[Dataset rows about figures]
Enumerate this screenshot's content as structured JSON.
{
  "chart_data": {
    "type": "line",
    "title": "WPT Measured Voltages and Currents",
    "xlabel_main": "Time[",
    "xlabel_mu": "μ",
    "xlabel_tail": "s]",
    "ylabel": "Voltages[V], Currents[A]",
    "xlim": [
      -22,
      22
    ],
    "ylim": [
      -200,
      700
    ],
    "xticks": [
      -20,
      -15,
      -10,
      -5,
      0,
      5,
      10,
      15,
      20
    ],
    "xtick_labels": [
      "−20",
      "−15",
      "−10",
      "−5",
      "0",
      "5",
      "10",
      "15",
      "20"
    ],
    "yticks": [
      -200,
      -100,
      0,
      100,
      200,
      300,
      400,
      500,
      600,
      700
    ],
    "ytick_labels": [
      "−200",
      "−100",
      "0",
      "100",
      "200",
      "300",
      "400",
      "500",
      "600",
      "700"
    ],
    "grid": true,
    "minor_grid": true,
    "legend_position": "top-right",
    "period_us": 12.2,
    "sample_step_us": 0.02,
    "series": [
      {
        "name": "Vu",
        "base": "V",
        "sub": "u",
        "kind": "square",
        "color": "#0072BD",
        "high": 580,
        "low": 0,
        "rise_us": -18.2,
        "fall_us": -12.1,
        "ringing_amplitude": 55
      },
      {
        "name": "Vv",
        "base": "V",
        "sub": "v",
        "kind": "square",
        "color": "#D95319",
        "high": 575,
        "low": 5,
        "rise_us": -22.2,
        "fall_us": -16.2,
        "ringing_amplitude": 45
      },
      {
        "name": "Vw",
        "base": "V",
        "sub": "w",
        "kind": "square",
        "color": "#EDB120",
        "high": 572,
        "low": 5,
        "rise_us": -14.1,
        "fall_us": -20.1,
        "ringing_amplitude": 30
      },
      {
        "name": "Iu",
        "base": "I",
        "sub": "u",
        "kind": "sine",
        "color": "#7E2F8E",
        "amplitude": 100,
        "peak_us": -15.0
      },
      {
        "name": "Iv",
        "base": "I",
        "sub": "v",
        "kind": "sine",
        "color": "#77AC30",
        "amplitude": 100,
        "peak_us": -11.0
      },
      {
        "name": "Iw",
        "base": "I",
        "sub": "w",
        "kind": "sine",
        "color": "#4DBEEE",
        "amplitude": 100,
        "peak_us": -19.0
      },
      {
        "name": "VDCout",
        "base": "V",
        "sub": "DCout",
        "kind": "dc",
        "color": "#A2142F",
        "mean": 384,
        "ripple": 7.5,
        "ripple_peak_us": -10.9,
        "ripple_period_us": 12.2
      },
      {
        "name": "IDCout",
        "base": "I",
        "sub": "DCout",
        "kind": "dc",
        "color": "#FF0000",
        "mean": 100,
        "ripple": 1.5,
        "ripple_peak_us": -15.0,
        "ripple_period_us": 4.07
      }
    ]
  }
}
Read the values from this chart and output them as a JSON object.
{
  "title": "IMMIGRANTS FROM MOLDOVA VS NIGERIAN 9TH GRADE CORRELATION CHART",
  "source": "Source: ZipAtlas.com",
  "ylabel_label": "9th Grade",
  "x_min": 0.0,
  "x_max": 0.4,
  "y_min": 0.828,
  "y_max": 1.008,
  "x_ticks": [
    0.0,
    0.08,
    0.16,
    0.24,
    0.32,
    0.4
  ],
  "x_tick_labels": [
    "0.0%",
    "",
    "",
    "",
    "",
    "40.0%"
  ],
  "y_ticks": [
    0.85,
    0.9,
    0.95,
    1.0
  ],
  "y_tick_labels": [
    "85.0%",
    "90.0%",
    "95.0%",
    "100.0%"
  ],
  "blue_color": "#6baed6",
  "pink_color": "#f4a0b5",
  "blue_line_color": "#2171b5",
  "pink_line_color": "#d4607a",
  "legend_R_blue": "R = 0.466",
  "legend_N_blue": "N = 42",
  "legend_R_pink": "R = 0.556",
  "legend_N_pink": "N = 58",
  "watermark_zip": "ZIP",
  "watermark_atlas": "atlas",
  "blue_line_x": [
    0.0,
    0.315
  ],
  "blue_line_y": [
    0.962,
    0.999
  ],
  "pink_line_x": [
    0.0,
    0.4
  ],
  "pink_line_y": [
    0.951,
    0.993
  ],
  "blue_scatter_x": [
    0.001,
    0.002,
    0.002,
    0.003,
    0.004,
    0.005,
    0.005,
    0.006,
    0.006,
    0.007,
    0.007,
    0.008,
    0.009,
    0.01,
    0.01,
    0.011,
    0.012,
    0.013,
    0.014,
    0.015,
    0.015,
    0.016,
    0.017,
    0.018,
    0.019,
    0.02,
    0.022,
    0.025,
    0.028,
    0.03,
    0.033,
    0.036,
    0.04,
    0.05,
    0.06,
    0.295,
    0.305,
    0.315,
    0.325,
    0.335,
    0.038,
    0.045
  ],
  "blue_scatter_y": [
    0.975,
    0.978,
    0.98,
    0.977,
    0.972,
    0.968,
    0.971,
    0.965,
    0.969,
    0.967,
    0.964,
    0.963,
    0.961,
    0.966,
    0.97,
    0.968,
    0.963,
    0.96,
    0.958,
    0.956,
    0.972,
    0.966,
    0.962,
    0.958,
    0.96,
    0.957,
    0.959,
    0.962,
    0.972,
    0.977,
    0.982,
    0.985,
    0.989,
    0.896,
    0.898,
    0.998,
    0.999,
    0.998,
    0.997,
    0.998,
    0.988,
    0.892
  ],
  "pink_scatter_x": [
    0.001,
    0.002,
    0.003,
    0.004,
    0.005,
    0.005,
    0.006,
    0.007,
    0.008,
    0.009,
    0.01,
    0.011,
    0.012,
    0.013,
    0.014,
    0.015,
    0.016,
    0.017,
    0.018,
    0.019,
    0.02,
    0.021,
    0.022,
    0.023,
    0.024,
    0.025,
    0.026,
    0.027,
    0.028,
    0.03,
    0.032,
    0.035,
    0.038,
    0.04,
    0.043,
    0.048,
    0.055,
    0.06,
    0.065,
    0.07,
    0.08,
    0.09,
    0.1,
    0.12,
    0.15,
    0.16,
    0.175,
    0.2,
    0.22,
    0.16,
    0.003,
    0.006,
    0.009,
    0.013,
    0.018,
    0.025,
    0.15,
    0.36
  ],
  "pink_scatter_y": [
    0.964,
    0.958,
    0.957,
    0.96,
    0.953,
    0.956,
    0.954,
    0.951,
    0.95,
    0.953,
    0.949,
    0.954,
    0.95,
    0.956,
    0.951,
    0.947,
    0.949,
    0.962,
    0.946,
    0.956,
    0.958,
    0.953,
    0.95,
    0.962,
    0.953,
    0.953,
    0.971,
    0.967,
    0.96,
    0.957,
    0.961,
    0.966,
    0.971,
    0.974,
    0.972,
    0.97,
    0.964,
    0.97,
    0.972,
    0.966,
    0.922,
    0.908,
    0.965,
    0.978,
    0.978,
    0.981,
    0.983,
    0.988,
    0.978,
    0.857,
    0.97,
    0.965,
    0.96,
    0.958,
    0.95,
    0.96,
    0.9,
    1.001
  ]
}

• [Exercise brief]:
Take the lines above and print them exactly.

• [Correct result]:
Enumerate this screenshot's content as structured JSON.
{
  "chart_data": {
    "type": "line",
    "title": "WPT Measured Voltages and Currents",
    "xlabel_main": "Time[",
    "xlabel_mu": "μ",
    "xlabel_tail": "s]",
    "ylabel": "Voltages[V], Currents[A]",
    "xlim": [
      -22,
      22
    ],
    "ylim": [
      -200,
      700
    ],
    "xticks": [
      -20,
      -15,
      -10,
      -5,
      0,
      5,
      10,
      15,
      20
    ],
    "xtick_labels": [
      "−20",
      "−15",
      "−10",
      "−5",
      "0",
      "5",
      "10",
      "15",
      "20"
    ],
    "yticks": [
      -200,
      -100,
      0,
      100,
      200,
      300,
      400,
      500,
      600,
      700
    ],
    "ytick_labels": [
      "−200",
      "−100",
      "0",
      "100",
      "200",
      "300",
      "400",
      "500",
      "600",
      "700"
    ],
    "grid": true,
    "minor_grid": true,
    "legend_position": "top-right",
    "period_us": 12.2,
    "sample_step_us": 0.02,
    "series": [
      {
        "name": "Vu",
        "base": "V",
        "sub": "u",
        "kind": "square",
        "color": "#0072BD",
        "high": 580,
        "low": 0,
        "rise_us": -18.2,
        "fall_us": -12.1,
        "ringing_amplitude": 55
      },
      {
        "name": "Vv",
        "base": "V",
        "sub": "v",
        "kind": "square",
        "color": "#D95319",
        "high": 575,
        "low": 5,
        "rise_us": -22.2,
        "fall_us": -16.2,
        "ringing_amplitude": 45
      },
      {
        "name": "Vw",
        "base": "V",
        "sub": "w",
        "kind": "square",
        "color": "#EDB120",
        "high": 572,
        "low": 5,
        "rise_us": -14.1,
        "fall_us": -20.1,
        "ringing_amplitude": 30
      },
      {
        "name": "Iu",
        "base": "I",
        "sub": "u",
        "kind": "sine",
        "color": "#7E2F8E",
        "amplitude": 100,
        "peak_us": -15.0
      },
      {
        "name": "Iv",
        "base": "I",
        "sub": "v",
        "kind": "sine",
        "color": "#77AC30",
        "amplitude": 100,
        "peak_us": -11.0
      },
      {
        "name": "Iw",
        "base": "I",
        "sub": "w",
        "kind": "sine",
        "color": "#4DBEEE",
        "amplitude": 100,
        "peak_us": -19.0
      },
      {
        "name": "VDCout",
        "base": "V",
        "sub": "DCout",
        "kind": "dc",
        "color": "#A2142F",
        "mean": 384,
        "ripple": 7.5,
        "ripple_peak_us": -10.9,
        "ripple_period_us": 12.2
      },
      {
        "name": "IDCout",
        "base": "I",
        "sub": "DCout",
        "kind": "dc",
        "color": "#FF0000",
        "mean": 100,
        "ripple": 1.5,
        "ripple_peak_us": -15.0,
        "ripple_period_us": 4.07
      }
    ]
  }
}
Read the values from this chart and output them as a JSON object.
{
  "title": "IMMIGRANTS FROM MOLDOVA VS NIGERIAN 9TH GRADE CORRELATION CHART",
  "source": "Source: ZipAtlas.com",
  "ylabel_label": "9th Grade",
  "x_min": 0.0,
  "x_max": 0.4,
  "y_min": 0.828,
  "y_max": 1.008,
  "x_ticks": [
    0.0,
    0.08,
    0.16,
    0.24,
    0.32,
    0.4
  ],
  "x_tick_labels": [
    "0.0%",
    "",
    "",
    "",
    "",
    "40.0%"
  ],
  "y_ticks": [
    0.85,
    0.9,
    0.95,
    1.0
  ],
  "y_tick_labels": [
    "85.0%",
    "90.0%",
    "95.0%",
    "100.0%"
  ],
  "blue_color": "#6baed6",
  "pink_color": "#f4a0b5",
  "blue_line_color": "#2171b5",
  "pink_line_color": "#d4607a",
  "legend_R_blue": "R = 0.466",
  "legend_N_blue": "N = 42",
  "legend_R_pink": "R = 0.556",
  "legend_N_pink": "N = 58",
  "watermark_zip": "ZIP",
  "watermark_atlas": "atlas",
  "blue_line_x": [
    0.0,
    0.315
  ],
  "blue_line_y": [
    0.962,
    0.999
  ],
  "pink_line_x": [
    0.0,
    0.4
  ],
  "pink_line_y": [
    0.951,
    0.993
  ],
  "blue_scatter_x": [
    0.001,
    0.002,
    0.002,
    0.003,
    0.004,
    0.005,
    0.005,
    0.006,
    0.006,
    0.007,
    0.007,
    0.008,
    0.009,
    0.01,
    0.01,
    0.011,
    0.012,
    0.013,
    0.014,
    0.015,
    0.015,
    0.016,
    0.017,
    0.018,
    0.019,
    0.02,
    0.022,
    0.025,
    0.028,
    0.03,
    0.033,
    0.036,
    0.04,
    0.05,
    0.06,
    0.295,
    0.305,
    0.315,
    0.325,
    0.335,
    0.038,
    0.045
  ],
  "blue_scatter_y": [
    0.975,
    0.978,
    0.98,
    0.977,
    0.972,
    0.968,
    0.971,
    0.965,
    0.969,
    0.967,
    0.964,
    0.963,
    0.961,
    0.966,
    0.97,
    0.968,
    0.963,
    0.96,
    0.958,
    0.956,
    0.972,
    0.966,
    0.962,
    0.958,
    0.96,
    0.957,
    0.959,
    0.962,
    0.972,
    0.977,
    0.982,
    0.985,
    0.989,
    0.896,
    0.898,
    0.998,
    0.999,
    0.998,
    0.997,
    0.998,
    0.988,
    0.892
  ],
  "pink_scatter_x": [
    0.001,
    0.002,
    0.003,
    0.004,
    0.005,
    0.005,
    0.006,
    0.007,
    0.008,
    0.009,
    0.01,
    0.011,
    0.012,
    0.013,
    0.014,
    0.015,
    0.016,
    0.017,
    0.018,
    0.019,
    0.02,
    0.021,
    0.022,
    0.023,
    0.024,
    0.025,
    0.026,
    0.027,
    0.028,
    0.03,
    0.032,
    0.035,
    0.038,
    0.04,
    0.043,
    0.048,
    0.055,
    0.06,
    0.065,
    0.07,
    0.08,
    0.09,
    0.1,
    0.12,
    0.15,
    0.16,
    0.175,
    0.2,
    0.22,
    0.16,
    0.003,
    0.006,
    0.009,
    0.013,
    0.018,
    0.025,
    0.15,
    0.36
  ],
  "pink_scatter_y": [
    0.964,
    0.958,
    0.957,
    0.96,
    0.953,
    0.956,
    0.954,
    0.951,
    0.95,
    0.953,
    0.949,
    0.954,
    0.95,
    0.956,
    0.951,
    0.947,
    0.949,
    0.962,
    0.946,
    0.956,
    0.958,
    0.953,
    0.95,
    0.962,
    0.953,
    0.953,
    0.971,
    0.967,
    0.96,
    0.957,
    0.961,
    0.966,
    0.971,
    0.974,
    0.972,
    0.97,
    0.964,
    0.97,
    0.972,
    0.966,
    0.922,
    0.908,
    0.965,
    0.978,
    0.978,
    0.981,
    0.983,
    0.988,
    0.978,
    0.857,
    0.97,
    0.965,
    0.96,
    0.958,
    0.95,
    0.96,
    0.9,
    1.001
  ]
}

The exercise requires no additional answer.